### SUPPLIED MATERIAL

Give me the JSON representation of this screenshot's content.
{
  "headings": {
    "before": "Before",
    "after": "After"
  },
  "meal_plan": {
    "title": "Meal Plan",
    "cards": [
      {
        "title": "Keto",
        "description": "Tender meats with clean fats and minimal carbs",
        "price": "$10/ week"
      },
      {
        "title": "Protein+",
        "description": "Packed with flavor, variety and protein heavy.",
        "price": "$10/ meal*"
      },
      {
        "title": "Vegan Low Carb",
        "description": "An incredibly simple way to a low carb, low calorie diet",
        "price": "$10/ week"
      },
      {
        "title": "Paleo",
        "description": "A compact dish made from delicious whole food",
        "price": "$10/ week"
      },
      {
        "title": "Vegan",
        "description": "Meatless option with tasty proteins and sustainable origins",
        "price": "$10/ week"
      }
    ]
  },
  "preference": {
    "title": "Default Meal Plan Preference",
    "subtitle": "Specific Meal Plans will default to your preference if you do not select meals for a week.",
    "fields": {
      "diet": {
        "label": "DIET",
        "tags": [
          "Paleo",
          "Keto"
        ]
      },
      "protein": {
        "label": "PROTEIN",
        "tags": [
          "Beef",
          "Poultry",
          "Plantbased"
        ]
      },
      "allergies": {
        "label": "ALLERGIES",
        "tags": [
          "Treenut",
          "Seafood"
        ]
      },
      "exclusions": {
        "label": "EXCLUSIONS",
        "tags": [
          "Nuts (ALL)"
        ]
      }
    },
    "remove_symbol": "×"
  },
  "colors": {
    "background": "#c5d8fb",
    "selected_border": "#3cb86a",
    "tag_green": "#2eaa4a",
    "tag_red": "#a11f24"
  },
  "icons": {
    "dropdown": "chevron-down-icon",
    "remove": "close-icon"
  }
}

######

• [TASK DETAILS] Once more, write out all the data exactly.

• [RESPONSE TO THIS EXERCISE]
Give me the JSON representation of this screenshot's content.
{
  "headings": {
    "before": "Before",
    "after": "After"
  },
  "meal_plan": {
    "title": "Meal Plan",
    "cards": [
      {
        "title": "Keto",
        "description": "Tender meats with clean fats and minimal carbs",
        "price": "$10/ week"
      },
      {
        "title": "Protein+",
        "description": "Packed with flavor, variety and protein heavy.",
        "price": "$10/ meal*"
      },
      {
        "title": "Vegan Low Carb",
        "description": "An incredibly simple way to a low carb, low calorie diet",
        "price": "$10/ week"
      },
      {
        "title": "Paleo",
        "description": "A compact dish made from delicious whole food",
        "price": "$10/ week"
      },
      {
        "title": "Vegan",
        "description": "Meatless option with tasty proteins and sustainable origins",
        "price": "$10/ week"
      }
    ]
  },
  "preference": {
    "title": "Default Meal Plan Preference",
    "subtitle": "Specific Meal Plans will default to your preference if you do not select meals for a week.",
    "fields": {
      "diet": {
        "label": "DIET",
        "tags": [
          "Paleo",
          "Keto"
        ]
      },
      "protein": {
        "label": "PROTEIN",
        "tags": [
          "Beef",
          "Poultry",
          "Plantbased"
        ]
      },
      "allergies": {
        "label": "ALLERGIES",
        "tags": [
          "Treenut",
          "Seafood"
        ]
      },
      "exclusions": {
        "label": "EXCLUSIONS",
        "tags": [
          "Nuts (ALL)"
        ]
      }
    },
    "remove_symbol": "×"
  },
  "colors": {
    "background": "#c5d8fb",
    "selected_border": "#3cb86a",
    "tag_green": "#2eaa4a",
    "tag_red": "#a11f24"
  },
  "icons": {
    "dropdown": "chevron-down-icon",
    "remove": "close-icon"
  }
}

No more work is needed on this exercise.